▶ **To be done**: Read the lines that follow and tally those with the word "changement"; give the number and nothing else.

Dataset items:
* * * *
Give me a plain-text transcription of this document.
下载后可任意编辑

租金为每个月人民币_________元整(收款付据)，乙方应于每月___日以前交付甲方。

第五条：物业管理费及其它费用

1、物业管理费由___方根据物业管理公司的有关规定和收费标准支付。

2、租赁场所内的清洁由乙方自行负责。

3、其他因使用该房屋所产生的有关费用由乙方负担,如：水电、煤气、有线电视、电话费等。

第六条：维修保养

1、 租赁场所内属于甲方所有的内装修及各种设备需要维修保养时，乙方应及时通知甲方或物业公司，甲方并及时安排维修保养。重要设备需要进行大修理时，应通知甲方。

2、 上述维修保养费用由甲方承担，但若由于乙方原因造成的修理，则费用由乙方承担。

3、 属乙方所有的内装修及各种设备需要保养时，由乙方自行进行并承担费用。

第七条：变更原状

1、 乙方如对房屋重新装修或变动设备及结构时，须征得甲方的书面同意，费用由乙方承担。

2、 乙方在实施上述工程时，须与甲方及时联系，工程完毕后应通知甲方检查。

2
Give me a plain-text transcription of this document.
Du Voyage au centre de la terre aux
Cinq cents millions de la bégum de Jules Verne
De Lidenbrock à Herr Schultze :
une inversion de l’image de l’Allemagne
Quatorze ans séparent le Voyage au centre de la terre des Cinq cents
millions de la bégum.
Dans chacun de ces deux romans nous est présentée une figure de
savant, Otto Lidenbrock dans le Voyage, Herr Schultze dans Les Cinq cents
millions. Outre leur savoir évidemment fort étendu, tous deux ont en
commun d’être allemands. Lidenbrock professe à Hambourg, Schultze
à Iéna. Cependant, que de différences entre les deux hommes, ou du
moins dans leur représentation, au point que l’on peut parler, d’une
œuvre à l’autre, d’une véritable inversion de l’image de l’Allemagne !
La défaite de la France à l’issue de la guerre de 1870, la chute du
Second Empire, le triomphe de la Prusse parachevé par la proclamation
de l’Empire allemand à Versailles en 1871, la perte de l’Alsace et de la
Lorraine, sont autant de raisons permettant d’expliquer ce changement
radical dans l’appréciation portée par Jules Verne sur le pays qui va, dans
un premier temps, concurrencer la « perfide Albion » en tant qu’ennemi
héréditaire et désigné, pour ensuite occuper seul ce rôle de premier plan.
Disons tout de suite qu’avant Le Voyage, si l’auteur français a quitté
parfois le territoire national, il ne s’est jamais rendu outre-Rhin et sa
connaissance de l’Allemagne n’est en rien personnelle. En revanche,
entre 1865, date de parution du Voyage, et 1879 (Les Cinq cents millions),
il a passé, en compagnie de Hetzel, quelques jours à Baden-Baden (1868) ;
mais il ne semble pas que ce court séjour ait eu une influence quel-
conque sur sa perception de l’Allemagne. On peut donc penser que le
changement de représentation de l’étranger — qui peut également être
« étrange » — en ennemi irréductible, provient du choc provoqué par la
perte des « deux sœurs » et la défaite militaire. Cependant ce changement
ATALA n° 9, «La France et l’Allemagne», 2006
* * * *
▶ **Final result**: 3